DIRECTION
Send back the entries below exactly as they appear.

Dataset records:
· · · · · · ·

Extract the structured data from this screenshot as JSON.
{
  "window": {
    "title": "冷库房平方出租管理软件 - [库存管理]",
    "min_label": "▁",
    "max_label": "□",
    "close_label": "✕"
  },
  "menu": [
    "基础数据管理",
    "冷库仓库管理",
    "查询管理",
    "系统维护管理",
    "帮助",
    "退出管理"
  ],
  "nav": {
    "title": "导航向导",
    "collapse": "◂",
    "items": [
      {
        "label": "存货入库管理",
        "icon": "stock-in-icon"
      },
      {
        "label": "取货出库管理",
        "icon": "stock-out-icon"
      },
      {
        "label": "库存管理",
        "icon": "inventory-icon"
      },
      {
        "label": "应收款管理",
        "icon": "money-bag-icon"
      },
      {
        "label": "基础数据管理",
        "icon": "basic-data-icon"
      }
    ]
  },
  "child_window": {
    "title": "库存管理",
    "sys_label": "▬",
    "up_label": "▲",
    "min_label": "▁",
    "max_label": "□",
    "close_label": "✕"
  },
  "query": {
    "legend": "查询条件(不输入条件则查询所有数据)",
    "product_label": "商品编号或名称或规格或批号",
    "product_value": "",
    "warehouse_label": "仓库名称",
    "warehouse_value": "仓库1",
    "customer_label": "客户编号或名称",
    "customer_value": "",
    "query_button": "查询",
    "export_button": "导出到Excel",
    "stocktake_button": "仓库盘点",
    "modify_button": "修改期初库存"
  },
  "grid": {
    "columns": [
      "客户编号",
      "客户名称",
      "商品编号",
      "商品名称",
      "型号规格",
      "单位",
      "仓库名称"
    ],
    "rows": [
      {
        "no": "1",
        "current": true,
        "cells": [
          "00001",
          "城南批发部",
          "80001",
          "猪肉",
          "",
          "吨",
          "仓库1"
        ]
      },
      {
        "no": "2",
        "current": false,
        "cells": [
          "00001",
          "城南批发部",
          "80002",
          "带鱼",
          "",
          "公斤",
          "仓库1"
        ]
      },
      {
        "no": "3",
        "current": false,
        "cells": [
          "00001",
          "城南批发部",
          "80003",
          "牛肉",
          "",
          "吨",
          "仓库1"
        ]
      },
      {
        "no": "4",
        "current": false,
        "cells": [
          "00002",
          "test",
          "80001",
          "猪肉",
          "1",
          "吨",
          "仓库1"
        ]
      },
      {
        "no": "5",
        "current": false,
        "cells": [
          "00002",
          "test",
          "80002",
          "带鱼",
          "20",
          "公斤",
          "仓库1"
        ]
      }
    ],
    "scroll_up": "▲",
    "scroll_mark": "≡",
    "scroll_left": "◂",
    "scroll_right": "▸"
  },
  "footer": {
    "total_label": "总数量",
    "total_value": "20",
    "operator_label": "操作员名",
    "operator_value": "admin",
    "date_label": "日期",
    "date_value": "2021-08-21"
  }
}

· · · · · · ·

PROBLEM SOLUTION
Extract the structured data from this screenshot as JSON.
{
  "window": {
    "title": "冷库房平方出租管理软件 - [库存管理]",
    "min_label": "▁",
    "max_label": "□",
    "close_label": "✕"
  },
  "menu": [
    "基础数据管理",
    "冷库仓库管理",
    "查询管理",
    "系统维护管理",
    "帮助",
    "退出管理"
  ],
  "nav": {
    "title": "导航向导",
    "collapse": "◂",
    "items": [
      {
        "label": "存货入库管理",
        "icon": "stock-in-icon"
      },
      {
        "label": "取货出库管理",
        "icon": "stock-out-icon"
      },
      {
        "label": "库存管理",
        "icon": "inventory-icon"
      },
      {
        "label": "应收款管理",
        "icon": "money-bag-icon"
      },
      {
        "label": "基础数据管理",
        "icon": "basic-data-icon"
      }
    ]
  },
  "child_window": {
    "title": "库存管理",
    "sys_label": "▬",
    "up_label": "▲",
    "min_label": "▁",
    "max_label": "□",
    "close_label": "✕"
  },
  "query": {
    "legend": "查询条件(不输入条件则查询所有数据)",
    "product_label": "商品编号或名称或规格或批号",
    "product_value": "",
    "warehouse_label": "仓库名称",
    "warehouse_value": "仓库1",
    "customer_label": "客户编号或名称",
    "customer_value": "",
    "query_button": "查询",
    "export_button": "导出到Excel",
    "stocktake_button": "仓库盘点",
    "modify_button": "修改期初库存"
  },
  "grid": {
    "columns": [
      "客户编号",
      "客户名称",
      "商品编号",
      "商品名称",
      "型号规格",
      "单位",
      "仓库名称"
    ],
    "rows": [
      {
        "no": "1",
        "current": true,
        "cells": [
          "00001",
          "城南批发部",
          "80001",
          "猪肉",
          "",
          "吨",
          "仓库1"
        ]
      },
      {
        "no": "2",
        "current": false,
        "cells": [
          "00001",
          "城南批发部",
          "80002",
          "带鱼",
          "",
          "公斤",
          "仓库1"
        ]
      },
      {
        "no": "3",
        "current": false,
        "cells": [
          "00001",
          "城南批发部",
          "80003",
          "牛肉",
          "",
          "吨",
          "仓库1"
        ]
      },
      {
        "no": "4",
        "current": false,
        "cells": [
          "00002",
          "test",
          "80001",
          "猪肉",
          "1",
          "吨",
          "仓库1"
        ]
      },
      {
        "no": "5",
        "current": false,
        "cells": [
          "00002",
          "test",
          "80002",
          "带鱼",
          "20",
          "公斤",
          "仓库1"
        ]
      }
    ],
    "scroll_up": "▲",
    "scroll_mark": "≡",
    "scroll_left": "◂",
    "scroll_right": "▸"
  },
  "footer": {
    "total_label": "总数量",
    "total_value": "20",
    "operator_label": "操作员名",
    "operator_value": "admin",
    "date_label": "日期",
    "date_value": "2021-08-21"
  }
}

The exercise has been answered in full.